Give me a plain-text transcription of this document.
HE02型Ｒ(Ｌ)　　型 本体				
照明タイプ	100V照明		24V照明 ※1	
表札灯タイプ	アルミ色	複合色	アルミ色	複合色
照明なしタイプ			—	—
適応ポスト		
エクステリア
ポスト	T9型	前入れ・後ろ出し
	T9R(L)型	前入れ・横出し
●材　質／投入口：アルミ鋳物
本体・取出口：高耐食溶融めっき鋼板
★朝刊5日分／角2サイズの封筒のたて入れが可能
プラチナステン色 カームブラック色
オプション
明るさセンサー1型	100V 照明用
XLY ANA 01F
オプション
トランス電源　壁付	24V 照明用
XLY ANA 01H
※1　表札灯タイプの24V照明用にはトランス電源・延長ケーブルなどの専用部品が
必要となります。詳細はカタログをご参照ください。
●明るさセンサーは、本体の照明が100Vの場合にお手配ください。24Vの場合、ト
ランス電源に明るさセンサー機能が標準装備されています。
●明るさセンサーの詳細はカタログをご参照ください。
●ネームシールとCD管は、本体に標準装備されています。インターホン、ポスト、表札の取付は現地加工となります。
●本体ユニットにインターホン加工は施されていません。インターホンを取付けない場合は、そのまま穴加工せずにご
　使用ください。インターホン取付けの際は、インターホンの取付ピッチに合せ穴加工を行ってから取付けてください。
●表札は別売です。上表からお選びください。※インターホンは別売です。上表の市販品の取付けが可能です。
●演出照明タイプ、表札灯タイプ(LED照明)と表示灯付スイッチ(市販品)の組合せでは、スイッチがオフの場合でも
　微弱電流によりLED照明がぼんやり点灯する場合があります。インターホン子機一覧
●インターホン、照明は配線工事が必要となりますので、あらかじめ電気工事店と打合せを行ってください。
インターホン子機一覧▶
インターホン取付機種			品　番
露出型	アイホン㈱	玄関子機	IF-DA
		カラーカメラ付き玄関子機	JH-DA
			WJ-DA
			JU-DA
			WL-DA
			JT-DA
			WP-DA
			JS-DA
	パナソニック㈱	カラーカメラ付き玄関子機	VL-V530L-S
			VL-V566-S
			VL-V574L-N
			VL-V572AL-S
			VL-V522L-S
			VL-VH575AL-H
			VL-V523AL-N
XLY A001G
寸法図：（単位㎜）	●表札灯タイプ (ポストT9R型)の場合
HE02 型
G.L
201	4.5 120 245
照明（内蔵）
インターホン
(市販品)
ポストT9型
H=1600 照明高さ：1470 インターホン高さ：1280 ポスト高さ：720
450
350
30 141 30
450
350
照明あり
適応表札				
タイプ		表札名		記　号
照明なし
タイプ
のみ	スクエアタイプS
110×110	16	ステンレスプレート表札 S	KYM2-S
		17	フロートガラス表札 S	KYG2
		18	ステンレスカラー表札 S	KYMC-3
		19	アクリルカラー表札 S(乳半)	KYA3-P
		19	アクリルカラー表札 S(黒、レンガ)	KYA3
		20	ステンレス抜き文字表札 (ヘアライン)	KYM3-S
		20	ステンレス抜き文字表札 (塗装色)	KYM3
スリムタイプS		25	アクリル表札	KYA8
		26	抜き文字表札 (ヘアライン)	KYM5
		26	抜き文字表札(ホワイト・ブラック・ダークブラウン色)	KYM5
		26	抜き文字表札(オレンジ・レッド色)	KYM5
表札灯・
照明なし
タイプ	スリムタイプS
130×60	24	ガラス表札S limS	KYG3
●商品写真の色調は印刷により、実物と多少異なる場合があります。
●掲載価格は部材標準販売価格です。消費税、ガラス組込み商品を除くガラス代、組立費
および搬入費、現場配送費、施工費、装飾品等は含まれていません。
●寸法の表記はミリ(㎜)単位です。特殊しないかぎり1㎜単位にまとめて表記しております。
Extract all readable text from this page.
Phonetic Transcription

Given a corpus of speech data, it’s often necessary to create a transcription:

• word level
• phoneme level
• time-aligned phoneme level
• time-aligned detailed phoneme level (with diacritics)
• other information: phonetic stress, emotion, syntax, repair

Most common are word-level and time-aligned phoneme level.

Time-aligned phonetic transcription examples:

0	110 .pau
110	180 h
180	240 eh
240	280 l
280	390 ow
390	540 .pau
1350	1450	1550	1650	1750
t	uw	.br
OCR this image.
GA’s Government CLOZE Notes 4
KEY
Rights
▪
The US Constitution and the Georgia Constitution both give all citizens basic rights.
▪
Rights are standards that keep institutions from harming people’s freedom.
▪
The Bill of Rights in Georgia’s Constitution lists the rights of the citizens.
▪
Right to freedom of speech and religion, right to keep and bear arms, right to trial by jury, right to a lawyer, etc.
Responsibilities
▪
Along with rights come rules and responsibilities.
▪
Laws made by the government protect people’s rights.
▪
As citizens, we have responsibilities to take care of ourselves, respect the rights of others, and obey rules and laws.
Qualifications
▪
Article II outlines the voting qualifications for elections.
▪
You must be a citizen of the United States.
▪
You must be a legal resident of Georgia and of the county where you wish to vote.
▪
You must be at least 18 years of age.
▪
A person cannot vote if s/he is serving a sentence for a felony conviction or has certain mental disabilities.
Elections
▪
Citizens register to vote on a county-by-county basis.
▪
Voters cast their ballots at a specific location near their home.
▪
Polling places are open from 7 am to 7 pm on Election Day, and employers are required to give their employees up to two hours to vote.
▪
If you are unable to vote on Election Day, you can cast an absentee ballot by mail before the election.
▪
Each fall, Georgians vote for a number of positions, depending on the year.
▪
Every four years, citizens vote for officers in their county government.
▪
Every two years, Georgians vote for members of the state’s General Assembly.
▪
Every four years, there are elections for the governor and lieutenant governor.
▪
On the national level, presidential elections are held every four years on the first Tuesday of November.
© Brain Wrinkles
____________
**Job:** Only a number is wanted: how many lines of the material above hold "freedom"?

**Exercise answer:** 2